## WORK REQUIRED
Count how many lines contain "true" and reply with that number only.

::: DATA IN THIS EXERCISE

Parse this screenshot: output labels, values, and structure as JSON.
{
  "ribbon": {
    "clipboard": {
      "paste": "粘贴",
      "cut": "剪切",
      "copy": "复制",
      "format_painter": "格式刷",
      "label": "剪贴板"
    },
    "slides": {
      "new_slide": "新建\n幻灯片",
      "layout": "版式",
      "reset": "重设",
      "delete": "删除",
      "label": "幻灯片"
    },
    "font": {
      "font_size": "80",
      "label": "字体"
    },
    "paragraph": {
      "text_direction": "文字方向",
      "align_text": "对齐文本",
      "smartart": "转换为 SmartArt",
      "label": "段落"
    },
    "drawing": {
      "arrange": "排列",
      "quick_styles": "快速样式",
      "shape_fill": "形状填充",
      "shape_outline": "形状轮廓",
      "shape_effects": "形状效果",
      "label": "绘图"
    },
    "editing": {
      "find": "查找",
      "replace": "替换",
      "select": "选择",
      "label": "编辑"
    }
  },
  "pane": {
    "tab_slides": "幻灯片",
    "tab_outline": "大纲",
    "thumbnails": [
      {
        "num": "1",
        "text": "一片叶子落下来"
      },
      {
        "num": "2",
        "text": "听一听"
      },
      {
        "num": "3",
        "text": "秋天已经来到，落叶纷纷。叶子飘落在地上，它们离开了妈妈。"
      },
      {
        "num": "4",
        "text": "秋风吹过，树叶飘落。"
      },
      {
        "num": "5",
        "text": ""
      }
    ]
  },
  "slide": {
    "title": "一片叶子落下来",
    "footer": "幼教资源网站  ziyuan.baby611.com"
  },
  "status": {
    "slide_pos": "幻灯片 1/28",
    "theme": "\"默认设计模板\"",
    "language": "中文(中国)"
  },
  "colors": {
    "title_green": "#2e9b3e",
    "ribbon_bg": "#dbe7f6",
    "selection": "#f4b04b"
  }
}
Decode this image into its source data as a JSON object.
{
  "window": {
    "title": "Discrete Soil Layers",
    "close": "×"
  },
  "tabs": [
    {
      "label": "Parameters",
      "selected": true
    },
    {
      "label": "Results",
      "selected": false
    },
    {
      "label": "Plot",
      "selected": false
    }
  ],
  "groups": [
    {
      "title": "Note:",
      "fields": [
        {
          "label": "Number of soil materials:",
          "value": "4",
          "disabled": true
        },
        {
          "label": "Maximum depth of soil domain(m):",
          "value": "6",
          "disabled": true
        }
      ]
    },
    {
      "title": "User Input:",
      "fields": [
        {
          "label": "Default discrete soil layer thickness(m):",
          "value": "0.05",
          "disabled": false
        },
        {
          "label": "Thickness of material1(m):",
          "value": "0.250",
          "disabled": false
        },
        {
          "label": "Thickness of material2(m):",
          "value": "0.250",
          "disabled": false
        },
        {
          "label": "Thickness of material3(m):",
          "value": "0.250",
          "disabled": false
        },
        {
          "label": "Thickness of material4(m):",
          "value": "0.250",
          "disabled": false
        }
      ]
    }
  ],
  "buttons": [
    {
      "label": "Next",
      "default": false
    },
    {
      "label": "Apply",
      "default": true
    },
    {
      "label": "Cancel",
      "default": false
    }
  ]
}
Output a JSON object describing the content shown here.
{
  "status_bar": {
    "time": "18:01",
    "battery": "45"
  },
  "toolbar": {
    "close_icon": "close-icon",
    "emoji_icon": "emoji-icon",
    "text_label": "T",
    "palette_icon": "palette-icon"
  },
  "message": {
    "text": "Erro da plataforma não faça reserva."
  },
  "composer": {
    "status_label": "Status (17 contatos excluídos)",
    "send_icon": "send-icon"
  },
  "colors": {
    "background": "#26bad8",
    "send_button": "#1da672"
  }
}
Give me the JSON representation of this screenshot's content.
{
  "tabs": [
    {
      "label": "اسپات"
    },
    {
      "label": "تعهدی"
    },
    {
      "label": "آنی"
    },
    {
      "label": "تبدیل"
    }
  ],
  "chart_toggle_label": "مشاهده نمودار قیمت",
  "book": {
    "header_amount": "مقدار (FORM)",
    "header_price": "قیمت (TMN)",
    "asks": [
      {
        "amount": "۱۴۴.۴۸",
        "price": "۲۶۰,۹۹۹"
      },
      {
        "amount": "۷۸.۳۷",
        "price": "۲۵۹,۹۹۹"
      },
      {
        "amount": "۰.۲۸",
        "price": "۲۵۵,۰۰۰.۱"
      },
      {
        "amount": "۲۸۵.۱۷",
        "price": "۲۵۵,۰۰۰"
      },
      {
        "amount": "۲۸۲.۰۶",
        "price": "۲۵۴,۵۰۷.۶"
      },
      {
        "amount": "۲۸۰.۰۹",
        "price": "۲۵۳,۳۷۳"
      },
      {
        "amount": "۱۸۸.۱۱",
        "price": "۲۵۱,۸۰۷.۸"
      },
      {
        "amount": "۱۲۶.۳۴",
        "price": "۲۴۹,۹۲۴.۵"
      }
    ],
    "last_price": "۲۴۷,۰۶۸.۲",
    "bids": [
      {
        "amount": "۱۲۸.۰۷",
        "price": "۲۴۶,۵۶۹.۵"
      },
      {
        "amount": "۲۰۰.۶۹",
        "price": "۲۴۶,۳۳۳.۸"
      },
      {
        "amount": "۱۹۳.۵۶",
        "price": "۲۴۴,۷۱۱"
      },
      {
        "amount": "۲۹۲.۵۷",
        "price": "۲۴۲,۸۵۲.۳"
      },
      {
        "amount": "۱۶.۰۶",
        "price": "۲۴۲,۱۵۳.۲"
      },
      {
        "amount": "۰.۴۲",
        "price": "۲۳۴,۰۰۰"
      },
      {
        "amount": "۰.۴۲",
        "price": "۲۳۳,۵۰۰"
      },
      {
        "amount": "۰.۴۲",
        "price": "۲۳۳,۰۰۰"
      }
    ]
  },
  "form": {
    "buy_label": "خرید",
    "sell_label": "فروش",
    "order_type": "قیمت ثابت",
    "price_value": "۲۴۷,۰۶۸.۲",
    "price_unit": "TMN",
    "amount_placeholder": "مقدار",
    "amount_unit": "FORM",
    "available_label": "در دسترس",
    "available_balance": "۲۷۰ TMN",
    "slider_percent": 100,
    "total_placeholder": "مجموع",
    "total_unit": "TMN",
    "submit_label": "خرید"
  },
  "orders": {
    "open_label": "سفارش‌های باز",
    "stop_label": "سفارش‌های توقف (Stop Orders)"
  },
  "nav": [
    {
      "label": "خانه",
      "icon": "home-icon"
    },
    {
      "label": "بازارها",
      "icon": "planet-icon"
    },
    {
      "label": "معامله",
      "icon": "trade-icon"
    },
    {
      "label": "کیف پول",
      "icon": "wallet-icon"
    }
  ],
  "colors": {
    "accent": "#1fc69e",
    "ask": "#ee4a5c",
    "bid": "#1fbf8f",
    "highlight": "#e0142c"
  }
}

::::::
::: DATA IN THIS EXERCISE

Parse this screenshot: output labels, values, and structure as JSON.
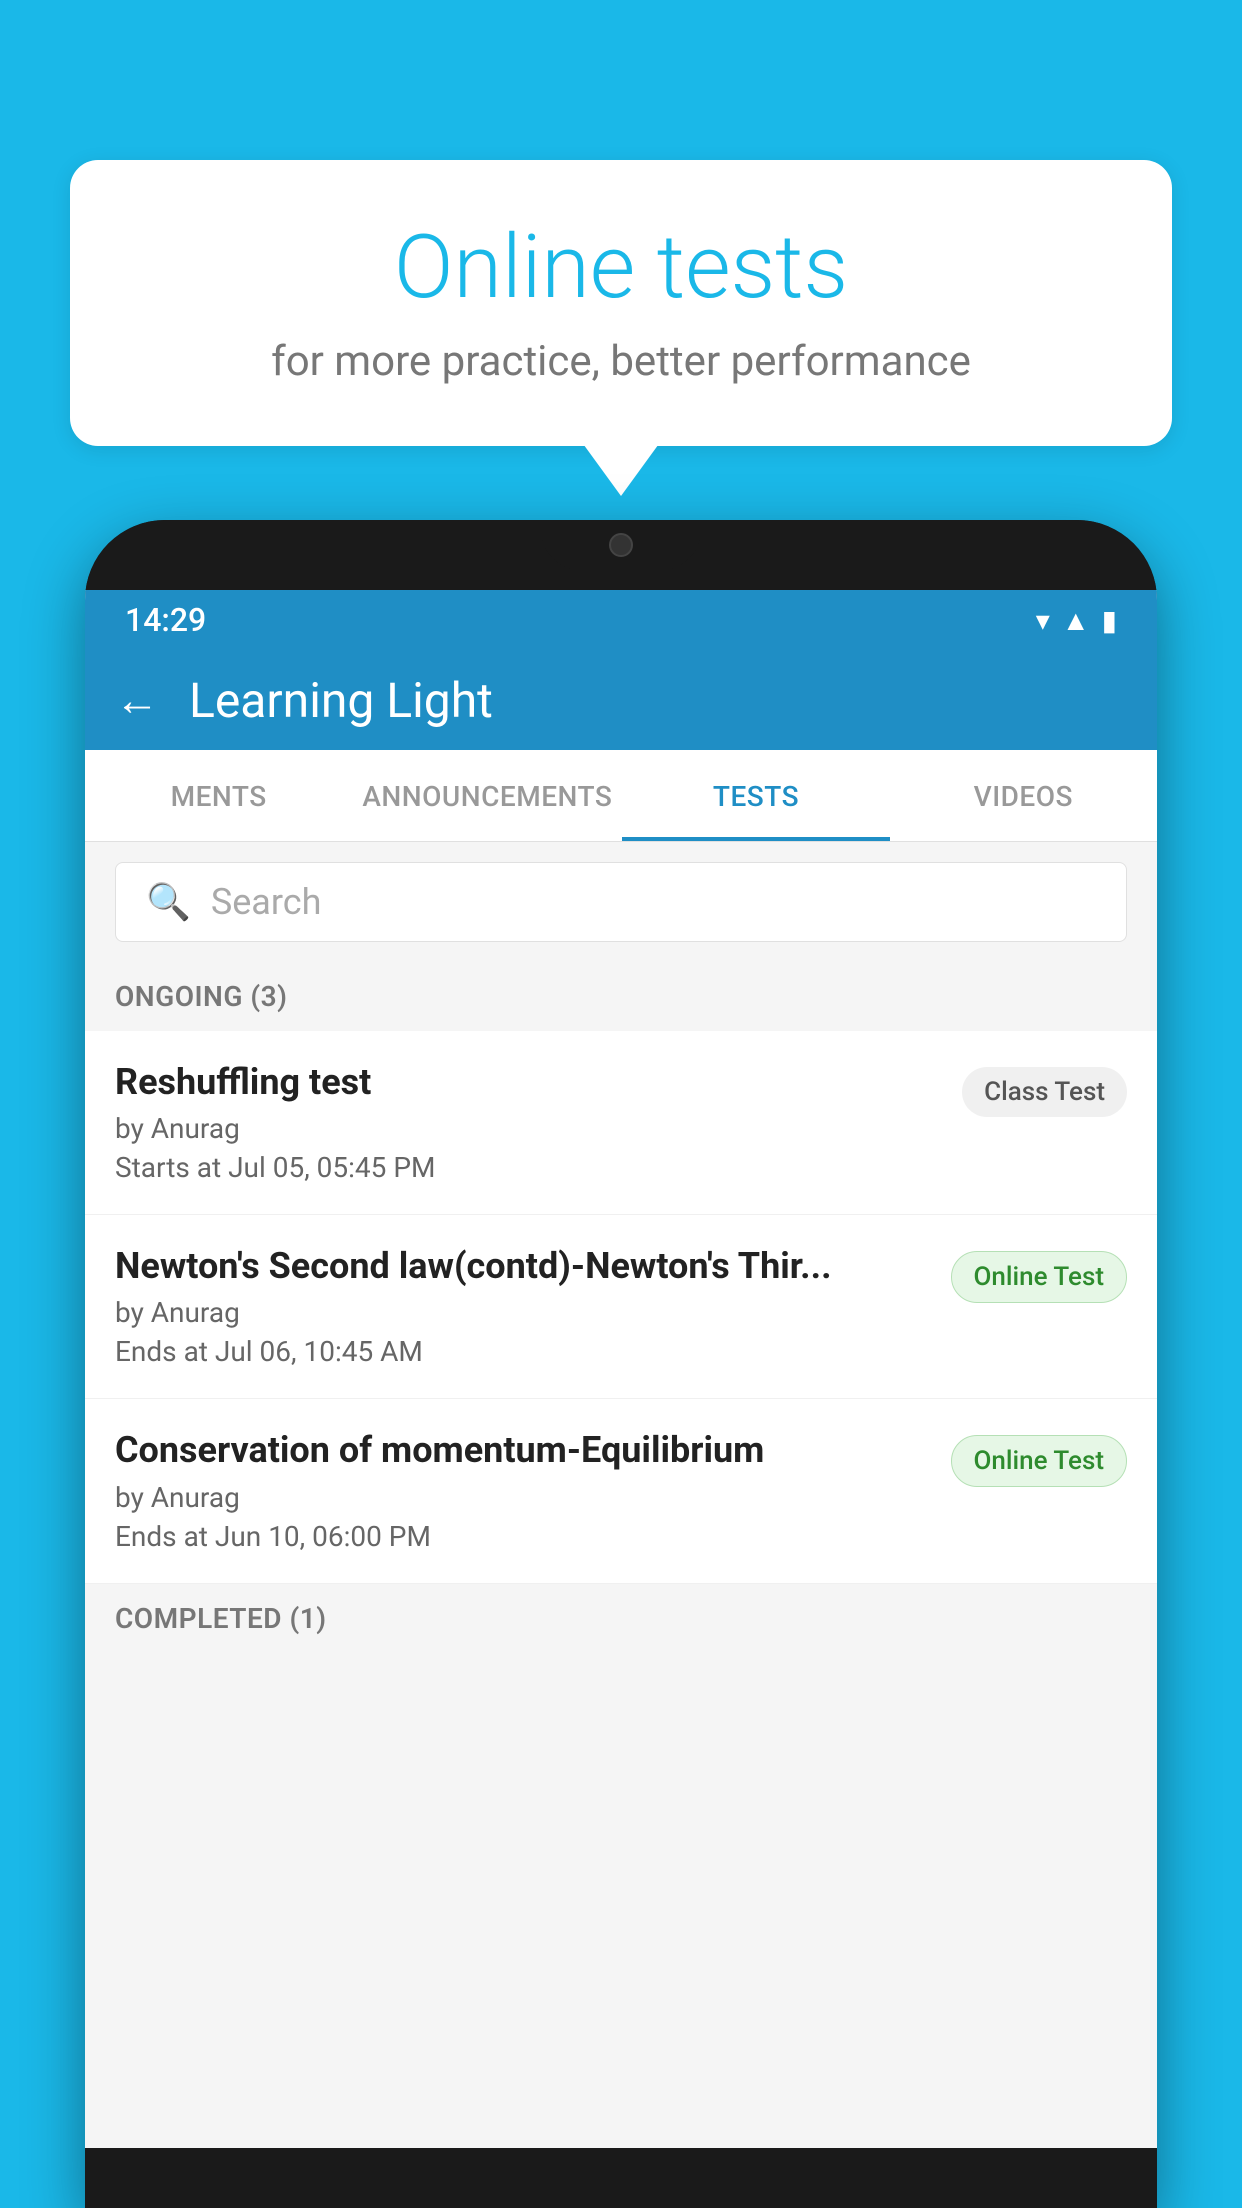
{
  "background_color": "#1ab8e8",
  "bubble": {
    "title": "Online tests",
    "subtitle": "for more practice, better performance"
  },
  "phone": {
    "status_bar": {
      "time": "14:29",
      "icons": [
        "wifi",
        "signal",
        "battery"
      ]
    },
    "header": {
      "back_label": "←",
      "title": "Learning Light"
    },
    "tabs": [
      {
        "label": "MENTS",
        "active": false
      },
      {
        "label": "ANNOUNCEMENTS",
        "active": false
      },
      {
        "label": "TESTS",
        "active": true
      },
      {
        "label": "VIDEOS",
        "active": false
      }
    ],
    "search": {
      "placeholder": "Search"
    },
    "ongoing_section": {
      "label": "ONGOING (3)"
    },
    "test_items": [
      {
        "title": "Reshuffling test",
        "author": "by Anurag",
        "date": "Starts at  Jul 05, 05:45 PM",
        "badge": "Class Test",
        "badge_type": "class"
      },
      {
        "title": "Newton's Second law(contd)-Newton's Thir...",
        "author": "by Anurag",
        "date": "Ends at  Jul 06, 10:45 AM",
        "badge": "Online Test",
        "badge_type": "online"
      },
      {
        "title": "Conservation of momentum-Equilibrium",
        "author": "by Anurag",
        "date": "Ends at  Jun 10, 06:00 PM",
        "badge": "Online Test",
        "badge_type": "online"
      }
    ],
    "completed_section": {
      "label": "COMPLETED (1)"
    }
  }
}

::::::
::: DATA IN THIS EXERCISE

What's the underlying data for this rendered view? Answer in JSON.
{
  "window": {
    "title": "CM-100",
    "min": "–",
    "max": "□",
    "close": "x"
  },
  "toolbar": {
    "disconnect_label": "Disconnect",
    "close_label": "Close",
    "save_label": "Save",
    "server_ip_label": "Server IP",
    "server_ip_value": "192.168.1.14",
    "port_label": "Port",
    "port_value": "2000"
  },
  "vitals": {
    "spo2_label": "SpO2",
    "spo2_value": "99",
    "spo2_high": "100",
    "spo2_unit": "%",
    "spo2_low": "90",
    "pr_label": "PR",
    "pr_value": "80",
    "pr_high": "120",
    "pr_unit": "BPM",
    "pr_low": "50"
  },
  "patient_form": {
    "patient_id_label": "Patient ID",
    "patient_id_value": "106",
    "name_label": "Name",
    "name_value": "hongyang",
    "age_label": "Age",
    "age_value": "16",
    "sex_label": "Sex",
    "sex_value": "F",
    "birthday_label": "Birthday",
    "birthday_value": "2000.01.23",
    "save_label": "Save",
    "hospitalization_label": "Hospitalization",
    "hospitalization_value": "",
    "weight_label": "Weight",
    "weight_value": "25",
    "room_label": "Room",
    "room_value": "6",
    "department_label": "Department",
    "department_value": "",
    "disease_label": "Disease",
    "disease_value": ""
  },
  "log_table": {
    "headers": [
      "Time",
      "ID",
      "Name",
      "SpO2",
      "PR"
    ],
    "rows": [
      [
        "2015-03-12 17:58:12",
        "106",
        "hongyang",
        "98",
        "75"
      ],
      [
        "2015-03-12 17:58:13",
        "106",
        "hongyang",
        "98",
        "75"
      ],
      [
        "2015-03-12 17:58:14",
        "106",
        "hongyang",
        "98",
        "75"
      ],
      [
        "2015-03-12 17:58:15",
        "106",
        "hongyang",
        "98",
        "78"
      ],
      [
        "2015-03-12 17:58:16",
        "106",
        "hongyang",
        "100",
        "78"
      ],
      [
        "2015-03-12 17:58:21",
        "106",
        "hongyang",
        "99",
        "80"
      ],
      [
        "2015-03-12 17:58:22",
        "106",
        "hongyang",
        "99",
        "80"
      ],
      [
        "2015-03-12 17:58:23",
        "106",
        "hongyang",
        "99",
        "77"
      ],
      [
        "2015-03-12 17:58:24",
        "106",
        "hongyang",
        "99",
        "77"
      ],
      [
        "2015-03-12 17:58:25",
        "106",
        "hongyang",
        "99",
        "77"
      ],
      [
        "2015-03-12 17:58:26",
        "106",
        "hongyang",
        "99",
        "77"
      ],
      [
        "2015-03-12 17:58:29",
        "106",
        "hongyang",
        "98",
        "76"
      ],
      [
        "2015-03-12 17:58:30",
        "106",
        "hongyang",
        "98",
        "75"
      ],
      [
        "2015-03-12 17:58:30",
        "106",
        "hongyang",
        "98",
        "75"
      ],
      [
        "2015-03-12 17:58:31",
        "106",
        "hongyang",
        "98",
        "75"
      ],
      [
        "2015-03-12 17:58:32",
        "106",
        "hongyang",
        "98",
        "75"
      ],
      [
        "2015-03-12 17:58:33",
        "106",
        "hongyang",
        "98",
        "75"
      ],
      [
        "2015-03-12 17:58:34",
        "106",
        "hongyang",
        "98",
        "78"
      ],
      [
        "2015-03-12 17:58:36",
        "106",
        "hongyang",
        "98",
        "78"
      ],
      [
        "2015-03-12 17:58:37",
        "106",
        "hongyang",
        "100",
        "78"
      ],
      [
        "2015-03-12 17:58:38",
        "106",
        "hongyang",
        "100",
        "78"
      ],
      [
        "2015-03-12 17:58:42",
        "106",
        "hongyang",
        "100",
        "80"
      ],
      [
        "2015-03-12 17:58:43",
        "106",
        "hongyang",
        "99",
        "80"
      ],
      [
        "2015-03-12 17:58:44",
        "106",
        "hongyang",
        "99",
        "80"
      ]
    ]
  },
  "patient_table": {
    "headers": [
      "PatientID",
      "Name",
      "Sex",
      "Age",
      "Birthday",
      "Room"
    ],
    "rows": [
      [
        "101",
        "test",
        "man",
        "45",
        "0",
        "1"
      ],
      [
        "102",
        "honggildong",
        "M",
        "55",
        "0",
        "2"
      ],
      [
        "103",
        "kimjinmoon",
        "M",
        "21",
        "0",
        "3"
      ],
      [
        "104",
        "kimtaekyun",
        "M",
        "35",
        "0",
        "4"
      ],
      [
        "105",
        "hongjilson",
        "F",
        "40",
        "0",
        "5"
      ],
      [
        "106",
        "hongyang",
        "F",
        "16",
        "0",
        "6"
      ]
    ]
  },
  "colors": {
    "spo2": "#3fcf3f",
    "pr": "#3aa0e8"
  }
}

::::::

## SOLUTION TO THE EXERCISE
5